>> Begin Supplied information

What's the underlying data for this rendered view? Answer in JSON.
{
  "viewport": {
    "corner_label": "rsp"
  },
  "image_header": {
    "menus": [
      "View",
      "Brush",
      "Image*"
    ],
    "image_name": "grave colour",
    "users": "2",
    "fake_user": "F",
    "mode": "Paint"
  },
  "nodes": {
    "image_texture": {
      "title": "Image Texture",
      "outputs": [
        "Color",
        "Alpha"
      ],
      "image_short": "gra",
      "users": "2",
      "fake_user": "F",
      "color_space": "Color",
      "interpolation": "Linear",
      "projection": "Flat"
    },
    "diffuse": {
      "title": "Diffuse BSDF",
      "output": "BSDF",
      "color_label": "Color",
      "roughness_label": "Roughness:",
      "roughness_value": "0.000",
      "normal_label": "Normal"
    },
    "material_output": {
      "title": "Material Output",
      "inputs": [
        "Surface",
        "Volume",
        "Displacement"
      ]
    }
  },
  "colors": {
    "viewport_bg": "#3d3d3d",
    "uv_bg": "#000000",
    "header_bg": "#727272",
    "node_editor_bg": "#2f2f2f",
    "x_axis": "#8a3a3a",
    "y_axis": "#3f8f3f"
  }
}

>> End Supplied information

#### Objective
Extract every record and return it verbatim.

#### Full answer
What's the underlying data for this rendered view? Answer in JSON.
{
  "viewport": {
    "corner_label": "rsp"
  },
  "image_header": {
    "menus": [
      "View",
      "Brush",
      "Image*"
    ],
    "image_name": "grave colour",
    "users": "2",
    "fake_user": "F",
    "mode": "Paint"
  },
  "nodes": {
    "image_texture": {
      "title": "Image Texture",
      "outputs": [
        "Color",
        "Alpha"
      ],
      "image_short": "gra",
      "users": "2",
      "fake_user": "F",
      "color_space": "Color",
      "interpolation": "Linear",
      "projection": "Flat"
    },
    "diffuse": {
      "title": "Diffuse BSDF",
      "output": "BSDF",
      "color_label": "Color",
      "roughness_label": "Roughness:",
      "roughness_value": "0.000",
      "normal_label": "Normal"
    },
    "material_output": {
      "title": "Material Output",
      "inputs": [
        "Surface",
        "Volume",
        "Displacement"
      ]
    }
  },
  "colors": {
    "viewport_bg": "#3d3d3d",
    "uv_bg": "#000000",
    "header_bg": "#727272",
    "node_editor_bg": "#2f2f2f",
    "x_axis": "#8a3a3a",
    "y_axis": "#3f8f3f"
  }
}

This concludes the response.